■ **Records for processing**:
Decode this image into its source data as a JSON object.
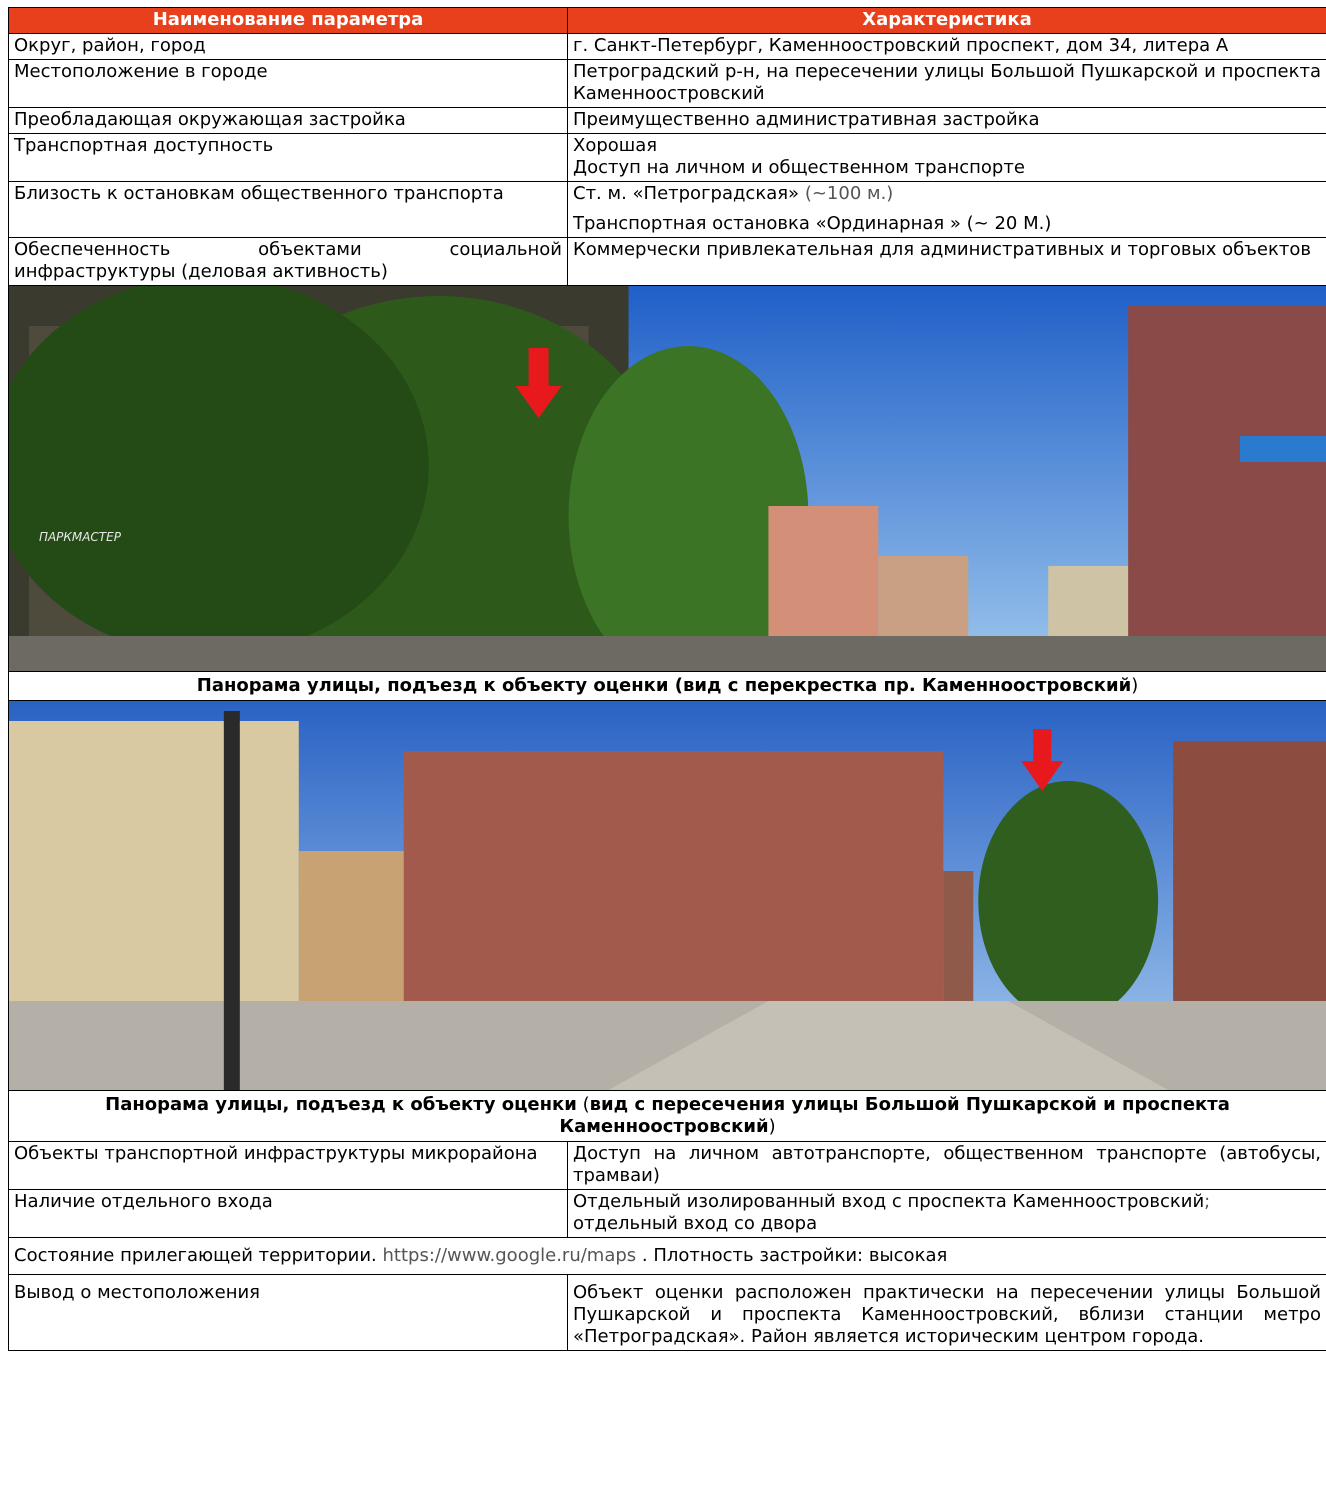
{
  "header": {
    "col1": "Наименование параметра",
    "col2": "Характеристика"
  },
  "rows_top": [
    {
      "param": "Округ, район, город",
      "value": "г. Санкт-Петербург, Каменноостровский проспект, дом 34, литера А"
    },
    {
      "param": "Местоположение в городе",
      "value": "Петроградский р-н, на пересечении улицы Большой Пушкарской  и проспекта Каменноостровский"
    },
    {
      "param": "Преобладающая окружающая застройка",
      "value": "Преимущественно  административная застройка"
    },
    {
      "param": "Транспортная доступность",
      "value_line1": "Хорошая",
      "value_line2": "Доступ на личном и общественном транспорте"
    },
    {
      "param": "Близость к остановкам общественного транспорта",
      "value_line1": "Ст. м. «Петроградская»",
      "value_line1_note": "(~100 м.)",
      "value_line2": "Транспортная остановка «Ординарная » (~ 20 М.)"
    },
    {
      "param": "Обеспеченность объектами социальной инфраструктуры (деловая активность)",
      "value": "Коммерчески привлекательная для административных и торговых объектов"
    }
  ],
  "photo1": {
    "caption": "Панорама улицы, подъезд к объекту оценки (вид с перекрестка пр. Каменноостровский",
    "caption_tail": ")",
    "sign_text": "ПАРКМАСТЕР"
  },
  "photo2": {
    "caption_part1": "Панорама улицы, подъезд к объекту оценки",
    "caption_part2": " (",
    "caption_part3": "вид с пересечения улицы Большой Пушкарской  и проспекта Каменноостровский",
    "caption_part4": ")"
  },
  "rows_bottom": [
    {
      "param": "Объекты транспортной инфраструктуры микрорайона",
      "value": "Доступ на личном автотранспорте, общественном транспорте (автобусы, трамваи)"
    },
    {
      "param": "Наличие отдельного входа",
      "value": "Отдельный изолированный вход с проспекта  Каменноостровский",
      "value_sep": ";",
      "value_line2": "отдельный вход со двора"
    }
  ],
  "territory": {
    "part1": "Состояние прилегающей территории. ",
    "url": " https://www.google.ru/maps",
    "part2": " . Плотность застройки: высокая"
  },
  "conclusion": {
    "param": "Вывод о местоположения",
    "value": "Объект оценки расположен практически на пересечении улицы Большой Пушкарской и проспекта Каменноостровский, вблизи станции метро «Петроградская». Район является историческим центром города."
  },
  "colors": {
    "header_bg": "#e8401c",
    "arrow": "#e8191c"
  }
}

■ **Work to do**: Drop the images and quote the entries word for word.

■ **The result**:
Decode this image into its source data as a JSON object.
{
  "header": {
    "col1": "Наименование параметра",
    "col2": "Характеристика"
  },
  "rows_top": [
    {
      "param": "Округ, район, город",
      "value": "г. Санкт-Петербург, Каменноостровский проспект, дом 34, литера А"
    },
    {
      "param": "Местоположение в городе",
      "value": "Петроградский р-н, на пересечении улицы Большой Пушкарской  и проспекта Каменноостровский"
    },
    {
      "param": "Преобладающая окружающая застройка",
      "value": "Преимущественно  административная застройка"
    },
    {
      "param": "Транспортная доступность",
      "value_line1": "Хорошая",
      "value_line2": "Доступ на личном и общественном транспорте"
    },
    {
      "param": "Близость к остановкам общественного транспорта",
      "value_line1": "Ст. м. «Петроградская»",
      "value_line1_note": "(~100 м.)",
      "value_line2": "Транспортная остановка «Ординарная » (~ 20 М.)"
    },
    {
      "param": "Обеспеченность объектами социальной инфраструктуры (деловая активность)",
      "value": "Коммерчески привлекательная для административных и торговых объектов"
    }
  ],
  "photo1": {
    "caption": "Панорама улицы, подъезд к объекту оценки (вид с перекрестка пр. Каменноостровский",
    "caption_tail": ")",
    "sign_text": "ПАРКМАСТЕР"
  },
  "photo2": {
    "caption_part1": "Панорама улицы, подъезд к объекту оценки",
    "caption_part2": " (",
    "caption_part3": "вид с пересечения улицы Большой Пушкарской  и проспекта Каменноостровский",
    "caption_part4": ")"
  },
  "rows_bottom": [
    {
      "param": "Объекты транспортной инфраструктуры микрорайона",
      "value": "Доступ на личном автотранспорте, общественном транспорте (автобусы, трамваи)"
    },
    {
      "param": "Наличие отдельного входа",
      "value": "Отдельный изолированный вход с проспекта  Каменноостровский",
      "value_sep": ";",
      "value_line2": "отдельный вход со двора"
    }
  ],
  "territory": {
    "part1": "Состояние прилегающей территории. ",
    "url": " https://www.google.ru/maps",
    "part2": " . Плотность застройки: высокая"
  },
  "conclusion": {
    "param": "Вывод о местоположения",
    "value": "Объект оценки расположен практически на пересечении улицы Большой Пушкарской и проспекта Каменноостровский, вблизи станции метро «Петроградская». Район является историческим центром города."
  },
  "colors": {
    "header_bg": "#e8401c",
    "arrow": "#e8191c"
  }
}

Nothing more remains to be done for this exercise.